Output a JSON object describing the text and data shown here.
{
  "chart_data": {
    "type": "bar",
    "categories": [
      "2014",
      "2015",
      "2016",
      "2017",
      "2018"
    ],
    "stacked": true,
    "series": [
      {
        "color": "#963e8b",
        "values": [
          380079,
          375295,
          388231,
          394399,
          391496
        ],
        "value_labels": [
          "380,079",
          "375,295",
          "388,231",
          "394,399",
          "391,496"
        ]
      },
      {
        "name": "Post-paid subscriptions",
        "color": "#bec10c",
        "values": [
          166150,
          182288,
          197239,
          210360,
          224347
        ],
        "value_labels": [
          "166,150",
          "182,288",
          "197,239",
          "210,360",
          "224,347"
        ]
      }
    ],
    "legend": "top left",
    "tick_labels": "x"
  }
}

★ ★ ★ ★ ★ ★ ★

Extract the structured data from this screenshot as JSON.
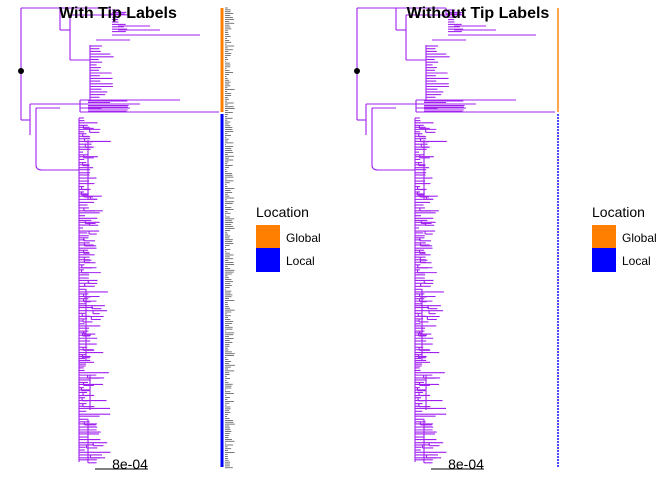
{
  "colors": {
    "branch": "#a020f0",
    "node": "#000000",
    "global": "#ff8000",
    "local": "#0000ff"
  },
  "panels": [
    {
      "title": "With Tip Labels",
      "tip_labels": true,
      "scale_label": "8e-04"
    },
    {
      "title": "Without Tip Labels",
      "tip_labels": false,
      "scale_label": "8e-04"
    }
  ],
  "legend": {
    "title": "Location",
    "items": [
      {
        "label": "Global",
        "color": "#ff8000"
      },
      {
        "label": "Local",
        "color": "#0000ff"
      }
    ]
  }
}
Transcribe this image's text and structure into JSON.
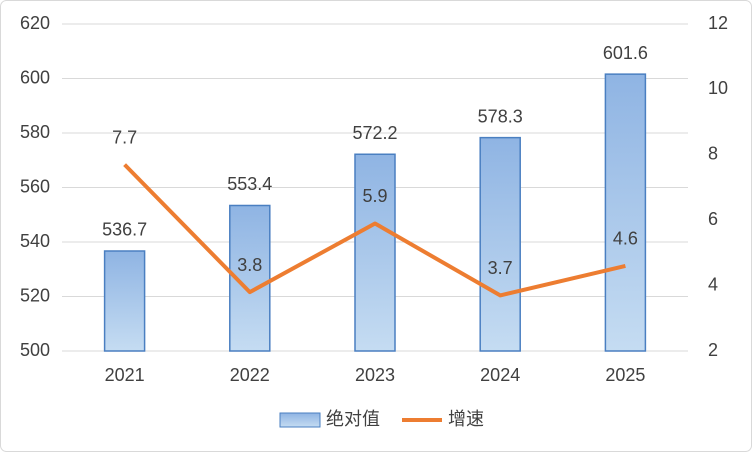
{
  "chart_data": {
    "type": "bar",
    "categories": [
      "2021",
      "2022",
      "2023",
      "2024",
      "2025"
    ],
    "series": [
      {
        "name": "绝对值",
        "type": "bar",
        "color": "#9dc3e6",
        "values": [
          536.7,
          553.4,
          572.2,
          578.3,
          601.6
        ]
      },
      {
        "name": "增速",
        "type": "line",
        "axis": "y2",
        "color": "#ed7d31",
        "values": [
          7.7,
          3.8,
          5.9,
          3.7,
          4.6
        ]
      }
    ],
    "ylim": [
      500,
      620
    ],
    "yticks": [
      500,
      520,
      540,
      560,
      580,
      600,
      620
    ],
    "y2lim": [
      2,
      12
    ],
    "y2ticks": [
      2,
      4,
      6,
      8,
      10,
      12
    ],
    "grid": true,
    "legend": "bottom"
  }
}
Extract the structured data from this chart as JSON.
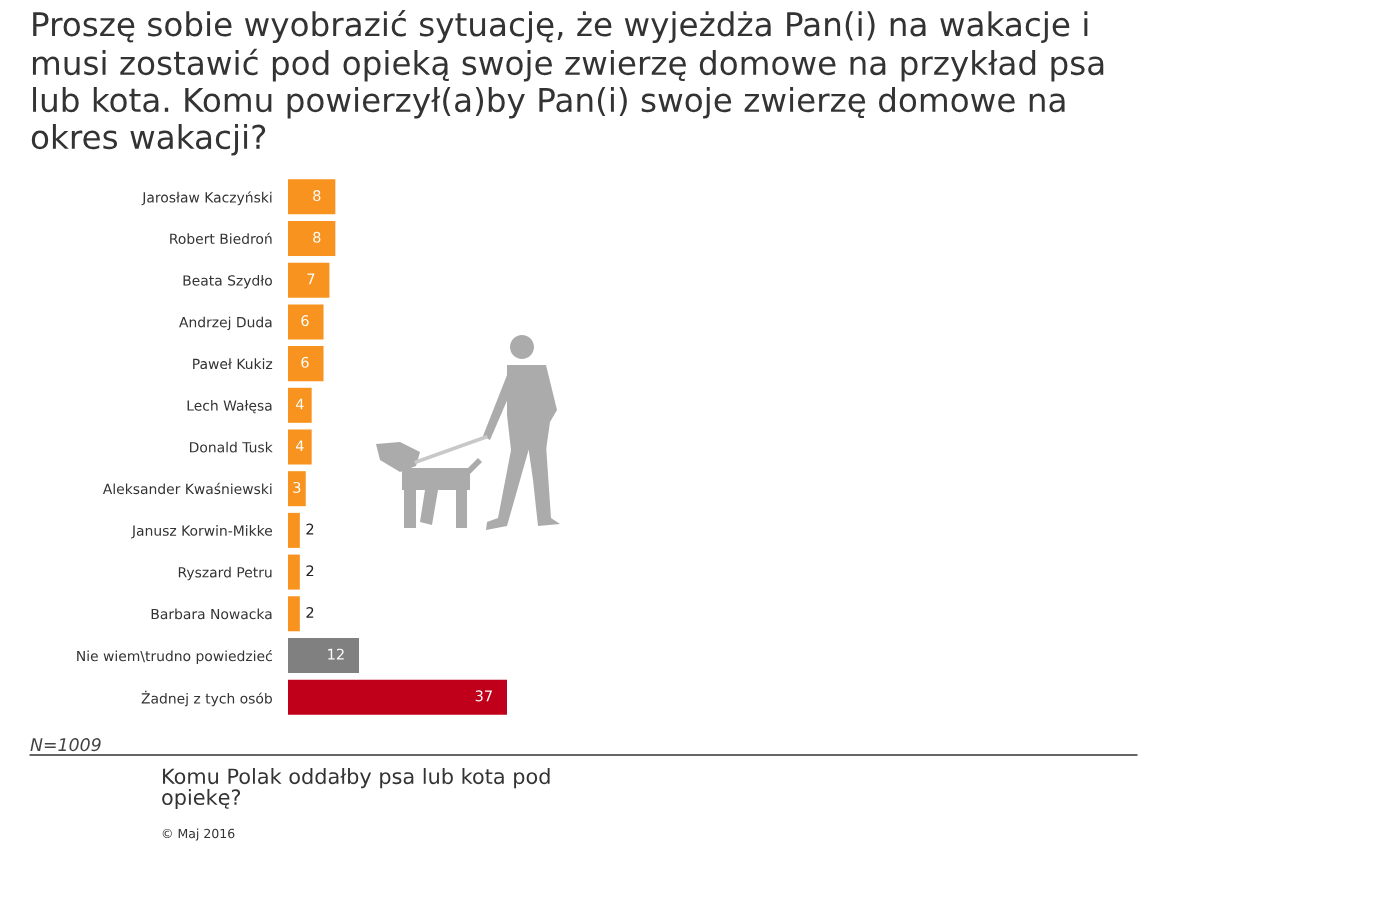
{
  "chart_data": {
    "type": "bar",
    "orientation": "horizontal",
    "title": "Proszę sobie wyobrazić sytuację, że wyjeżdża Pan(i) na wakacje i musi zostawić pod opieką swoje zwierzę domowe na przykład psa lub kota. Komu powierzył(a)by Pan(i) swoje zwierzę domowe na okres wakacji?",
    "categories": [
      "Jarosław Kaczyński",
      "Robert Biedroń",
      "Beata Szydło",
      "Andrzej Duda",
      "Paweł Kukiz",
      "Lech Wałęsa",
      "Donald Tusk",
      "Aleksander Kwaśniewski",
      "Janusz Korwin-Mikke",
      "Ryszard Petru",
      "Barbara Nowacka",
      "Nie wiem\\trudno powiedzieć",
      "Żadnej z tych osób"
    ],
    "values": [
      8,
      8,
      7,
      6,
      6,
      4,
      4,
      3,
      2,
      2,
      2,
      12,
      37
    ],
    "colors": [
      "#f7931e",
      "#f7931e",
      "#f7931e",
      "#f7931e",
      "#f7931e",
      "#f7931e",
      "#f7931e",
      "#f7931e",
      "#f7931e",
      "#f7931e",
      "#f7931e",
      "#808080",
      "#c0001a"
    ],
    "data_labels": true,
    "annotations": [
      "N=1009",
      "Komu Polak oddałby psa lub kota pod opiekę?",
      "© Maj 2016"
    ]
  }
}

★ ★ ★ ★ ★ ★ ★

**Problem statement**.
Return every line holding the word "structured" from the records.

**Answer to the task**.
Extract the structured data from this screenshot as JSON.
Extract the structured data from this chart as JSON.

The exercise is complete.